# [Exercise details]
Pull out the material from its first line up to and including the line with "envelope-icon [10,426,58,474]", reproducing each line without any change.

▬▬▬▬▬▬

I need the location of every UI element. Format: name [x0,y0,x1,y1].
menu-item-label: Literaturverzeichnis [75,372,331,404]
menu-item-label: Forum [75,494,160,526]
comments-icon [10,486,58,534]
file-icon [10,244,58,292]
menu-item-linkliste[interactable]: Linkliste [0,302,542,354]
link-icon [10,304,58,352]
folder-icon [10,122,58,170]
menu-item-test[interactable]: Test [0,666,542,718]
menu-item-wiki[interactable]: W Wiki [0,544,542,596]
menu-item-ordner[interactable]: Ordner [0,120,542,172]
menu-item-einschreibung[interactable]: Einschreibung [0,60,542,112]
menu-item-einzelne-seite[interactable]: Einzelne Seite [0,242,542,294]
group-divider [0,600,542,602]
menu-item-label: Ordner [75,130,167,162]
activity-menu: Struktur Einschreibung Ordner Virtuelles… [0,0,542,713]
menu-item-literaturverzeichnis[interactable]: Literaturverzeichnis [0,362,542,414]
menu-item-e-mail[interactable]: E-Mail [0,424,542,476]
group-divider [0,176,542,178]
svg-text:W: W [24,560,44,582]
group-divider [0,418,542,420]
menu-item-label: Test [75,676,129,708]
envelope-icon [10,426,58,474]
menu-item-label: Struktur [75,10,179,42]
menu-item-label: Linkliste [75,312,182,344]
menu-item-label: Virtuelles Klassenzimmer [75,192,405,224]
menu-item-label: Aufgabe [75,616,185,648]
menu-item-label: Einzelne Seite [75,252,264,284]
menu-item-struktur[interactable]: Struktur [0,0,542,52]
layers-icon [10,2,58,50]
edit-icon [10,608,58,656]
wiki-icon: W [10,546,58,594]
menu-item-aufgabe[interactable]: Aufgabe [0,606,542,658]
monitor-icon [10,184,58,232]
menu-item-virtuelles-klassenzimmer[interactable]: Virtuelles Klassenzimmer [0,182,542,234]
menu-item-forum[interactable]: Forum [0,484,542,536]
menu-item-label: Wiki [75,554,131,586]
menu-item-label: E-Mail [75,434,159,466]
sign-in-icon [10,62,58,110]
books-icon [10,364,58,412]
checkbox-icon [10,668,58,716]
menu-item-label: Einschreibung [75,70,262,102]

▬▬▬▬▬▬

# [The response]
I need the location of every UI element. Format: name [x0,y0,x1,y1].
menu-item-label: Literaturverzeichnis [75,372,331,404]
menu-item-label: Forum [75,494,160,526]
comments-icon [10,486,58,534]
file-icon [10,244,58,292]
menu-item-linkliste[interactable]: Linkliste [0,302,542,354]
link-icon [10,304,58,352]
folder-icon [10,122,58,170]
menu-item-test[interactable]: Test [0,666,542,718]
menu-item-wiki[interactable]: W Wiki [0,544,542,596]
menu-item-ordner[interactable]: Ordner [0,120,542,172]
menu-item-einschreibung[interactable]: Einschreibung [0,60,542,112]
menu-item-einzelne-seite[interactable]: Einzelne Seite [0,242,542,294]
group-divider [0,600,542,602]
menu-item-label: Ordner [75,130,167,162]
activity-menu: Struktur Einschreibung Ordner Virtuelles… [0,0,542,713]
menu-item-literaturverzeichnis[interactable]: Literaturverzeichnis [0,362,542,414]
menu-item-e-mail[interactable]: E-Mail [0,424,542,476]
group-divider [0,176,542,178]
svg-text:W: W [24,560,44,582]
group-divider [0,418,542,420]
menu-item-label: Test [75,676,129,708]
envelope-icon [10,426,58,474]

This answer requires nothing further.